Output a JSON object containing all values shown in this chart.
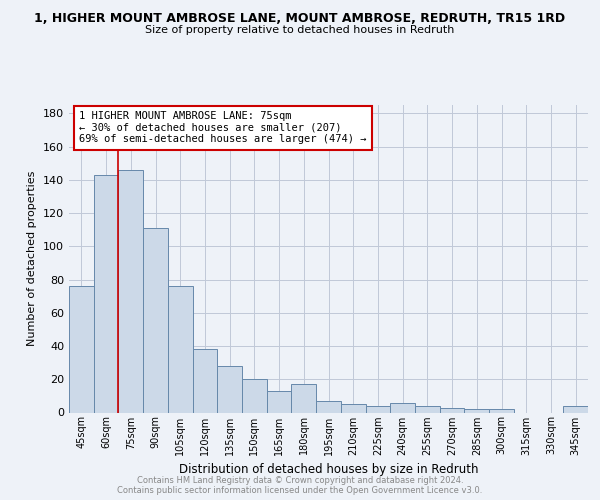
{
  "title": "1, HIGHER MOUNT AMBROSE LANE, MOUNT AMBROSE, REDRUTH, TR15 1RD",
  "subtitle": "Size of property relative to detached houses in Redruth",
  "xlabel": "Distribution of detached houses by size in Redruth",
  "ylabel": "Number of detached properties",
  "categories": [
    "45sqm",
    "60sqm",
    "75sqm",
    "90sqm",
    "105sqm",
    "120sqm",
    "135sqm",
    "150sqm",
    "165sqm",
    "180sqm",
    "195sqm",
    "210sqm",
    "225sqm",
    "240sqm",
    "255sqm",
    "270sqm",
    "285sqm",
    "300sqm",
    "315sqm",
    "330sqm",
    "345sqm"
  ],
  "values": [
    76,
    143,
    146,
    111,
    76,
    38,
    28,
    20,
    13,
    17,
    7,
    5,
    4,
    6,
    4,
    3,
    2,
    2,
    0,
    0,
    4
  ],
  "bar_color": "#ccd9e8",
  "bar_edge_color": "#6688aa",
  "highlight_bar_index": 2,
  "highlight_line_color": "#cc0000",
  "annotation_line1": "1 HIGHER MOUNT AMBROSE LANE: 75sqm",
  "annotation_line2": "← 30% of detached houses are smaller (207)",
  "annotation_line3": "69% of semi-detached houses are larger (474) →",
  "annotation_box_color": "#ffffff",
  "annotation_box_edge_color": "#cc0000",
  "ylim": [
    0,
    185
  ],
  "yticks": [
    0,
    20,
    40,
    60,
    80,
    100,
    120,
    140,
    160,
    180
  ],
  "footer_text": "Contains HM Land Registry data © Crown copyright and database right 2024.\nContains public sector information licensed under the Open Government Licence v3.0.",
  "background_color": "#eef2f8",
  "plot_background": "#eef2f8",
  "grid_color": "#c0c8d8"
}
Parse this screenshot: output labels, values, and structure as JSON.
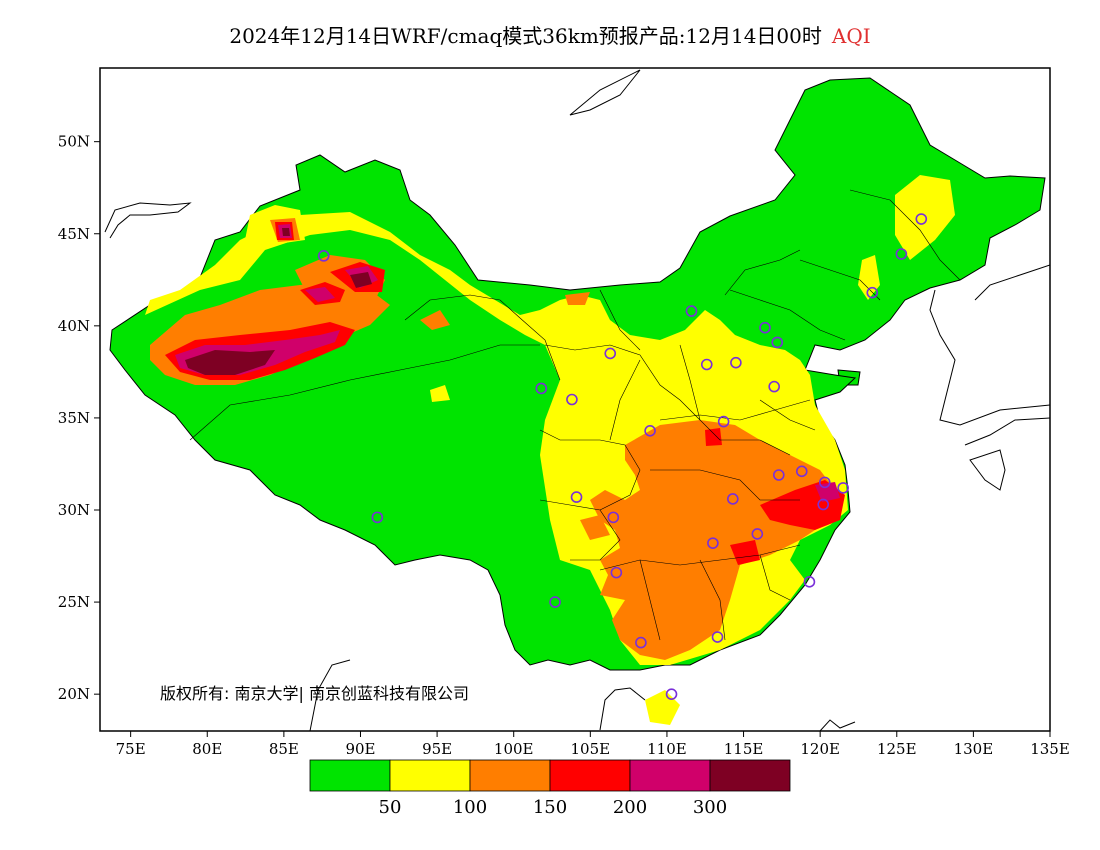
{
  "title": {
    "main": "2024年12月14日WRF/cmaq模式36km预报产品:12月14日00时",
    "variable": "AQI"
  },
  "copyright": "版权所有: 南京大学| 南京创蓝科技有限公司",
  "axes": {
    "x_ticks": [
      "75E",
      "80E",
      "85E",
      "90E",
      "95E",
      "100E",
      "105E",
      "110E",
      "115E",
      "120E",
      "125E",
      "130E",
      "135E"
    ],
    "y_ticks": [
      "50N",
      "45N",
      "40N",
      "35N",
      "30N",
      "25N",
      "20N"
    ],
    "lon_range": [
      73,
      135
    ],
    "lat_range": [
      18,
      54
    ]
  },
  "legend": {
    "labels": [
      "50",
      "100",
      "150",
      "200",
      "300"
    ],
    "colors": [
      "#00e400",
      "#ffff00",
      "#ff7e00",
      "#ff0000",
      "#d0006a",
      "#7e0023"
    ]
  },
  "stations": [
    [
      87.6,
      43.8
    ],
    [
      91.1,
      29.6
    ],
    [
      101.8,
      36.6
    ],
    [
      103.8,
      36.0
    ],
    [
      106.3,
      38.5
    ],
    [
      111.6,
      40.8
    ],
    [
      112.6,
      37.9
    ],
    [
      114.5,
      38.0
    ],
    [
      116.4,
      39.9
    ],
    [
      117.2,
      39.1
    ],
    [
      117.0,
      36.7
    ],
    [
      113.7,
      34.8
    ],
    [
      108.9,
      34.3
    ],
    [
      104.1,
      30.7
    ],
    [
      106.5,
      29.6
    ],
    [
      114.3,
      30.6
    ],
    [
      117.3,
      31.9
    ],
    [
      118.8,
      32.1
    ],
    [
      121.5,
      31.2
    ],
    [
      120.2,
      30.3
    ],
    [
      115.9,
      28.7
    ],
    [
      113.0,
      28.2
    ],
    [
      106.7,
      26.6
    ],
    [
      102.7,
      25.0
    ],
    [
      108.3,
      22.8
    ],
    [
      113.3,
      23.1
    ],
    [
      119.3,
      26.1
    ],
    [
      110.3,
      20.0
    ],
    [
      123.4,
      41.8
    ],
    [
      125.3,
      43.9
    ],
    [
      126.6,
      45.8
    ],
    [
      120.3,
      31.5
    ]
  ]
}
---
* [PROBLEM]:
Repeat the records above exactly, omitting every picture.

* [THE OUTPUT]:
Output a JSON object containing all values shown in this chart.
{
  "title": "1, HIGHER MOUNT AMBROSE LANE, MOUNT AMBROSE, REDRUTH, TR15 1RD",
  "subtitle": "Size of property relative to detached houses in Redruth",
  "xlabel": "Distribution of detached houses by size in Redruth",
  "ylabel": "Number of detached properties",
  "categories": [
    "45sqm",
    "60sqm",
    "75sqm",
    "90sqm",
    "105sqm",
    "120sqm",
    "135sqm",
    "150sqm",
    "165sqm",
    "180sqm",
    "195sqm",
    "210sqm",
    "225sqm",
    "240sqm",
    "255sqm",
    "270sqm",
    "285sqm",
    "300sqm",
    "315sqm",
    "330sqm",
    "345sqm"
  ],
  "values": [
    76,
    143,
    146,
    111,
    76,
    38,
    28,
    20,
    13,
    17,
    7,
    5,
    4,
    6,
    4,
    3,
    2,
    2,
    0,
    0,
    4
  ],
  "bar_color": "#ccd9e8",
  "bar_edge_color": "#6688aa",
  "highlight_bar_index": 2,
  "highlight_line_color": "#cc0000",
  "annotation_line1": "1 HIGHER MOUNT AMBROSE LANE: 75sqm",
  "annotation_line2": "← 30% of detached houses are smaller (207)",
  "annotation_line3": "69% of semi-detached houses are larger (474) →",
  "annotation_box_color": "#ffffff",
  "annotation_box_edge_color": "#cc0000",
  "ylim": [
    0,
    185
  ],
  "yticks": [
    0,
    20,
    40,
    60,
    80,
    100,
    120,
    140,
    160,
    180
  ],
  "footer_text": "Contains HM Land Registry data © Crown copyright and database right 2024.\nContains public sector information licensed under the Open Government Licence v3.0.",
  "background_color": "#eef2f8",
  "plot_background": "#eef2f8",
  "grid_color": "#c0c8d8"
}
Parse this screenshot: output labels, values, and structure as JSON.
{
  "title": {
    "main": "2024年12月14日WRF/cmaq模式36km预报产品:12月14日00时",
    "variable": "AQI"
  },
  "copyright": "版权所有: 南京大学| 南京创蓝科技有限公司",
  "axes": {
    "x_ticks": [
      "75E",
      "80E",
      "85E",
      "90E",
      "95E",
      "100E",
      "105E",
      "110E",
      "115E",
      "120E",
      "125E",
      "130E",
      "135E"
    ],
    "y_ticks": [
      "50N",
      "45N",
      "40N",
      "35N",
      "30N",
      "25N",
      "20N"
    ],
    "lon_range": [
      73,
      135
    ],
    "lat_range": [
      18,
      54
    ]
  },
  "legend": {
    "labels": [
      "50",
      "100",
      "150",
      "200",
      "300"
    ],
    "colors": [
      "#00e400",
      "#ffff00",
      "#ff7e00",
      "#ff0000",
      "#d0006a",
      "#7e0023"
    ]
  },
  "stations": [
    [
      87.6,
      43.8
    ],
    [
      91.1,
      29.6
    ],
    [
      101.8,
      36.6
    ],
    [
      103.8,
      36.0
    ],
    [
      106.3,
      38.5
    ],
    [
      111.6,
      40.8
    ],
    [
      112.6,
      37.9
    ],
    [
      114.5,
      38.0
    ],
    [
      116.4,
      39.9
    ],
    [
      117.2,
      39.1
    ],
    [
      117.0,
      36.7
    ],
    [
      113.7,
      34.8
    ],
    [
      108.9,
      34.3
    ],
    [
      104.1,
      30.7
    ],
    [
      106.5,
      29.6
    ],
    [
      114.3,
      30.6
    ],
    [
      117.3,
      31.9
    ],
    [
      118.8,
      32.1
    ],
    [
      121.5,
      31.2
    ],
    [
      120.2,
      30.3
    ],
    [
      115.9,
      28.7
    ],
    [
      113.0,
      28.2
    ],
    [
      106.7,
      26.6
    ],
    [
      102.7,
      25.0
    ],
    [
      108.3,
      22.8
    ],
    [
      113.3,
      23.1
    ],
    [
      119.3,
      26.1
    ],
    [
      110.3,
      20.0
    ],
    [
      123.4,
      41.8
    ],
    [
      125.3,
      43.9
    ],
    [
      126.6,
      45.8
    ],
    [
      120.3,
      31.5
    ]
  ]
}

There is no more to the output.